Write out the data again in full, exactly as it reads.
+++
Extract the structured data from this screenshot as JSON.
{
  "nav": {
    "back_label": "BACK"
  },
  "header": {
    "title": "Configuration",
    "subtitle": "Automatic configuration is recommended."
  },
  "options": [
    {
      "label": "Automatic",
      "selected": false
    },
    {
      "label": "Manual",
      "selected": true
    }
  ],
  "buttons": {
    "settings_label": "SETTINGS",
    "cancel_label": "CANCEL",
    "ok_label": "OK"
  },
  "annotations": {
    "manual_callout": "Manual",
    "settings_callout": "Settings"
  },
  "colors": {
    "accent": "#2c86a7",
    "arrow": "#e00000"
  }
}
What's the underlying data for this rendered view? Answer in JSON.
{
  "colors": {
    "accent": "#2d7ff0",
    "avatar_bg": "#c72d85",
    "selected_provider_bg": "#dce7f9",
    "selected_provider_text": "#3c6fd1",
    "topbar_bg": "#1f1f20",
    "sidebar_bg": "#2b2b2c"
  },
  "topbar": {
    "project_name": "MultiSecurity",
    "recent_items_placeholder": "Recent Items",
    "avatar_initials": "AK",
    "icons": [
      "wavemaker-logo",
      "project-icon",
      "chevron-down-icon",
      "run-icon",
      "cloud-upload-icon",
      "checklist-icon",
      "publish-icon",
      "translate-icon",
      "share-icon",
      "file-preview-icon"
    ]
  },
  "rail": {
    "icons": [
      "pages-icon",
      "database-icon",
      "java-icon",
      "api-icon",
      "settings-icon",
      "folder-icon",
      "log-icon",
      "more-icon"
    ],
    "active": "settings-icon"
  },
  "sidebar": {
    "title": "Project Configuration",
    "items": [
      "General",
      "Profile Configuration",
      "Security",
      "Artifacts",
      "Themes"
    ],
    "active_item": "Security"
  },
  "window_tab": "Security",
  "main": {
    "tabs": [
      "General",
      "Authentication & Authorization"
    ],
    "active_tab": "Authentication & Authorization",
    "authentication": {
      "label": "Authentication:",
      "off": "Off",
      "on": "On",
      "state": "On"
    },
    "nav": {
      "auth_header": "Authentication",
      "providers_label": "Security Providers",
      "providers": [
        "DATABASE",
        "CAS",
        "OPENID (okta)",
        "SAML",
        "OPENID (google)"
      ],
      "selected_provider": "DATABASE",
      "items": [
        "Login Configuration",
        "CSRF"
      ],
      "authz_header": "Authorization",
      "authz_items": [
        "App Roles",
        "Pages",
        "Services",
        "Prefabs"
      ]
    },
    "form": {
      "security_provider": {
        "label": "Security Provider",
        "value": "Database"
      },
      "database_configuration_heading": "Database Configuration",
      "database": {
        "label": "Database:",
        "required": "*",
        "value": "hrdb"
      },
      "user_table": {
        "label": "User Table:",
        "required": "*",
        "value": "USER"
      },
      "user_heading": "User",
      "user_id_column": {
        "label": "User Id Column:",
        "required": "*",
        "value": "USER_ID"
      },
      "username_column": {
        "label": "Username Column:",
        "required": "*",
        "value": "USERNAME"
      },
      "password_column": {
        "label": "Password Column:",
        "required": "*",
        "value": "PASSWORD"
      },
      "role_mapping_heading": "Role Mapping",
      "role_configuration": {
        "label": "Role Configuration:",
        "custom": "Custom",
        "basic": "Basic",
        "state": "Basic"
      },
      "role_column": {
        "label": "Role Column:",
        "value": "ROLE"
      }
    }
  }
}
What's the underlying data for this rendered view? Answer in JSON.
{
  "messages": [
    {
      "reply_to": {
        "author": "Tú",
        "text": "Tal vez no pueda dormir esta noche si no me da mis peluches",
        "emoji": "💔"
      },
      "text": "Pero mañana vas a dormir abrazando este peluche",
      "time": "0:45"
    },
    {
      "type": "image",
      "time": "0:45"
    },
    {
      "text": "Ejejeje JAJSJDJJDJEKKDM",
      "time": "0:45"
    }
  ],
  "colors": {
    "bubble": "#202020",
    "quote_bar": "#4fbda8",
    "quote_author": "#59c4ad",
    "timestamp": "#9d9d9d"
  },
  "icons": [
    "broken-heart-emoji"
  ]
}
+++
→ **Result of this exercise**
Extract the structured data from this screenshot as JSON.
{
  "nav": {
    "back_label": "BACK"
  },
  "header": {
    "title": "Configuration",
    "subtitle": "Automatic configuration is recommended."
  },
  "options": [
    {
      "label": "Automatic",
      "selected": false
    },
    {
      "label": "Manual",
      "selected": true
    }
  ],
  "buttons": {
    "settings_label": "SETTINGS",
    "cancel_label": "CANCEL",
    "ok_label": "OK"
  },
  "annotations": {
    "manual_callout": "Manual",
    "settings_callout": "Settings"
  },
  "colors": {
    "accent": "#2c86a7",
    "arrow": "#e00000"
  }
}
What's the underlying data for this rendered view? Answer in JSON.
{
  "colors": {
    "accent": "#2d7ff0",
    "avatar_bg": "#c72d85",
    "selected_provider_bg": "#dce7f9",
    "selected_provider_text": "#3c6fd1",
    "topbar_bg": "#1f1f20",
    "sidebar_bg": "#2b2b2c"
  },
  "topbar": {
    "project_name": "MultiSecurity",
    "recent_items_placeholder": "Recent Items",
    "avatar_initials": "AK",
    "icons": [
      "wavemaker-logo",
      "project-icon",
      "chevron-down-icon",
      "run-icon",
      "cloud-upload-icon",
      "checklist-icon",
      "publish-icon",
      "translate-icon",
      "share-icon",
      "file-preview-icon"
    ]
  },
  "rail": {
    "icons": [
      "pages-icon",
      "database-icon",
      "java-icon",
      "api-icon",
      "settings-icon",
      "folder-icon",
      "log-icon",
      "more-icon"
    ],
    "active": "settings-icon"
  },
  "sidebar": {
    "title": "Project Configuration",
    "items": [
      "General",
      "Profile Configuration",
      "Security",
      "Artifacts",
      "Themes"
    ],
    "active_item": "Security"
  },
  "window_tab": "Security",
  "main": {
    "tabs": [
      "General",
      "Authentication & Authorization"
    ],
    "active_tab": "Authentication & Authorization",
    "authentication": {
      "label": "Authentication:",
      "off": "Off",
      "on": "On",
      "state": "On"
    },
    "nav": {
      "auth_header": "Authentication",
      "providers_label": "Security Providers",
      "providers": [
        "DATABASE",
        "CAS",
        "OPENID (okta)",
        "SAML",
        "OPENID (google)"
      ],
      "selected_provider": "DATABASE",
      "items": [
        "Login Configuration",
        "CSRF"
      ],
      "authz_header": "Authorization",
      "authz_items": [
        "App Roles",
        "Pages",
        "Services",
        "Prefabs"
      ]
    },
    "form": {
      "security_provider": {
        "label": "Security Provider",
        "value": "Database"
      },
      "database_configuration_heading": "Database Configuration",
      "database": {
        "label": "Database:",
        "required": "*",
        "value": "hrdb"
      },
      "user_table": {
        "label": "User Table:",
        "required": "*",
        "value": "USER"
      },
      "user_heading": "User",
      "user_id_column": {
        "label": "User Id Column:",
        "required": "*",
        "value": "USER_ID"
      },
      "username_column": {
        "label": "Username Column:",
        "required": "*",
        "value": "USERNAME"
      },
      "password_column": {
        "label": "Password Column:",
        "required": "*",
        "value": "PASSWORD"
      },
      "role_mapping_heading": "Role Mapping",
      "role_configuration": {
        "label": "Role Configuration:",
        "custom": "Custom",
        "basic": "Basic",
        "state": "Basic"
      },
      "role_column": {
        "label": "Role Column:",
        "value": "ROLE"
      }
    }
  }
}
What's the underlying data for this rendered view? Answer in JSON.
{
  "messages": [
    {
      "reply_to": {
        "author": "Tú",
        "text": "Tal vez no pueda dormir esta noche si no me da mis peluches",
        "emoji": "💔"
      },
      "text": "Pero mañana vas a dormir abrazando este peluche",
      "time": "0:45"
    },
    {
      "type": "image",
      "time": "0:45"
    },
    {
      "text": "Ejejeje JAJSJDJJDJEKKDM",
      "time": "0:45"
    }
  ],
  "colors": {
    "bubble": "#202020",
    "quote_bar": "#4fbda8",
    "quote_author": "#59c4ad",
    "timestamp": "#9d9d9d"
  },
  "icons": [
    "broken-heart-emoji"
  ]
}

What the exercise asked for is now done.